** START OF Available records **
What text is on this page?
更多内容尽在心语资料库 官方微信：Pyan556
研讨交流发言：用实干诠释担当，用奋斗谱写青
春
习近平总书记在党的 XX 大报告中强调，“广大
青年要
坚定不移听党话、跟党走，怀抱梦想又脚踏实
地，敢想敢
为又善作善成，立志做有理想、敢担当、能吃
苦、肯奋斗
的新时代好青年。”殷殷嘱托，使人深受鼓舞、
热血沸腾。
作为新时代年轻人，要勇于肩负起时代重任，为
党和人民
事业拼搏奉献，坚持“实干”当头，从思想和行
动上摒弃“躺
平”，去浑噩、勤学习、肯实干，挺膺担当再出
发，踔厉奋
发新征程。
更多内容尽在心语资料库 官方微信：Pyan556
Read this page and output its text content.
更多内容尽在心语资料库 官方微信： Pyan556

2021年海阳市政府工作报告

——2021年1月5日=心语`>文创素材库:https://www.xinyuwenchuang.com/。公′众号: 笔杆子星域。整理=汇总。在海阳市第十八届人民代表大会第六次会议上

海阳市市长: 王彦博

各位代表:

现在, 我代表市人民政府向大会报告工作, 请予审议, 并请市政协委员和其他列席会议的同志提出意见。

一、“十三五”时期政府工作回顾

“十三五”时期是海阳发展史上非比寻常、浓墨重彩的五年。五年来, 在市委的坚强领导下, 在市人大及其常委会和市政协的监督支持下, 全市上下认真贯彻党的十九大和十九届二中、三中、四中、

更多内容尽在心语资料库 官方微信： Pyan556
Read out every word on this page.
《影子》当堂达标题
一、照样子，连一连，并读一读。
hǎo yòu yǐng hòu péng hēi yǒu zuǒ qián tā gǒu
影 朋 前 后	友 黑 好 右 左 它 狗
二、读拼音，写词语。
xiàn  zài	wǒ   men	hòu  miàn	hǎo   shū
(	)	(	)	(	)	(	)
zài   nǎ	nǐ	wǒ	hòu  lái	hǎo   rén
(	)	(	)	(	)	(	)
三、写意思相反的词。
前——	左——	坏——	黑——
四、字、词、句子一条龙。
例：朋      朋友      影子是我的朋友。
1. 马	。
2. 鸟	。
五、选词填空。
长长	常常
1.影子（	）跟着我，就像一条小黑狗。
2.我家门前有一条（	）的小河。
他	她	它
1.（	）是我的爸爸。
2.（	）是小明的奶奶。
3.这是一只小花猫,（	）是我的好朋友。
** END OF Available records **
**Exercise directions**
Go through the entries above and pull out each line with "text" in it.

**Response to this task**
What text is on this page?
Read this page and output its text content.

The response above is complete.